**TASK DIRECTIONS**:
Review the listing and copy each line that holds the word "like".

**INPUT FOR THIS TASK**:
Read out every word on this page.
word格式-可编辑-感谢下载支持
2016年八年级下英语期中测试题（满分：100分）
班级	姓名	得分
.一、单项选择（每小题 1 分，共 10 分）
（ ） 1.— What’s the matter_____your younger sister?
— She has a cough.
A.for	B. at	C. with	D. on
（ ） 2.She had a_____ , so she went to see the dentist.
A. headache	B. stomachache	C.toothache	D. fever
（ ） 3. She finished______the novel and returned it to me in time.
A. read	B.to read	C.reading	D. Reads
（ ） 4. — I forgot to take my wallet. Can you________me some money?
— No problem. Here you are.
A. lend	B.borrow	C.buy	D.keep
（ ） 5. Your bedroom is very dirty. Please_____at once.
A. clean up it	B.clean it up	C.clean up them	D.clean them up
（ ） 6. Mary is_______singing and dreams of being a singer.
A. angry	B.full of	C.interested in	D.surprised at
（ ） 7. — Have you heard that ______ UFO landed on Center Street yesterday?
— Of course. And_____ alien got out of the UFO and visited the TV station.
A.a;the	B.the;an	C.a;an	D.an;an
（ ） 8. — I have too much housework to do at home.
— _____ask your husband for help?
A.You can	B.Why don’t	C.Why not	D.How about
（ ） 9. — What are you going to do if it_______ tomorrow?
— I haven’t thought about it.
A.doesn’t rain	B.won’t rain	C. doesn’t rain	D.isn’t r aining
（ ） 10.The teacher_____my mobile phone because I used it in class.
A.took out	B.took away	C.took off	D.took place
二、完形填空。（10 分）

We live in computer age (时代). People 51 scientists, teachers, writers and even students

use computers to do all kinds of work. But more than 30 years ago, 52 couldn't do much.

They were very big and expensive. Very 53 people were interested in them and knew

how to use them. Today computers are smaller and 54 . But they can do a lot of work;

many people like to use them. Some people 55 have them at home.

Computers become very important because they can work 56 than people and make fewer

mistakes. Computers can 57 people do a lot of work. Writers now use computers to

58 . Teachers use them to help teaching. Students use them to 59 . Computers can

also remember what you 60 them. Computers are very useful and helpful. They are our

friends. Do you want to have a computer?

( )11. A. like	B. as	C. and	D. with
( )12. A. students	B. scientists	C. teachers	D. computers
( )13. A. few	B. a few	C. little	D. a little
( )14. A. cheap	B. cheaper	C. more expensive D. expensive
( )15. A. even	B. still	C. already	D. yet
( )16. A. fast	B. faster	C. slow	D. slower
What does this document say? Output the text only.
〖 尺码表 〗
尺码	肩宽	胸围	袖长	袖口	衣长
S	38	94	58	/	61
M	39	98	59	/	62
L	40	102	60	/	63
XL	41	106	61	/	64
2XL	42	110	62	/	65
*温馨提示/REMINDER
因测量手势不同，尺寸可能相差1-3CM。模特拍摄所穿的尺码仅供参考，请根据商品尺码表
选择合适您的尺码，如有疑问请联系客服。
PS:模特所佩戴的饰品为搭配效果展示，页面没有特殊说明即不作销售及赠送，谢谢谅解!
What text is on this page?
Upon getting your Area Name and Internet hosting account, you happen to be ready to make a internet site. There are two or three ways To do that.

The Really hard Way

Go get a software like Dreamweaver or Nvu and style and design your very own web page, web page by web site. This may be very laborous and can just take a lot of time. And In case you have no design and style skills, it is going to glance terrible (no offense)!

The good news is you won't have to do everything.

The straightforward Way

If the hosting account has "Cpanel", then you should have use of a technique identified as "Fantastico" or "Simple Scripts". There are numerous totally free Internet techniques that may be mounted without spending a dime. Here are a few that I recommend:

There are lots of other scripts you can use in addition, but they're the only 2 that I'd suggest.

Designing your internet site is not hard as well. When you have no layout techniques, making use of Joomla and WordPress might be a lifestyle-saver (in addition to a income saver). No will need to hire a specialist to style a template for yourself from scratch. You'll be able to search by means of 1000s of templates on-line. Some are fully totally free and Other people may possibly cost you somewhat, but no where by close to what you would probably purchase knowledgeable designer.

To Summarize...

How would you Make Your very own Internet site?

**RESULT OF THE TASK**:
many people like to use them. Some people 55 have them at home.
( )11. A. like	B. as	C. and	D. with
Go get a software like Dreamweaver or Nvu and style and design your very own web page, web page by web site. This may be very laborous and can just take a lot of time. And In case you have no design and style skills, it is going to glance terrible (no offense)!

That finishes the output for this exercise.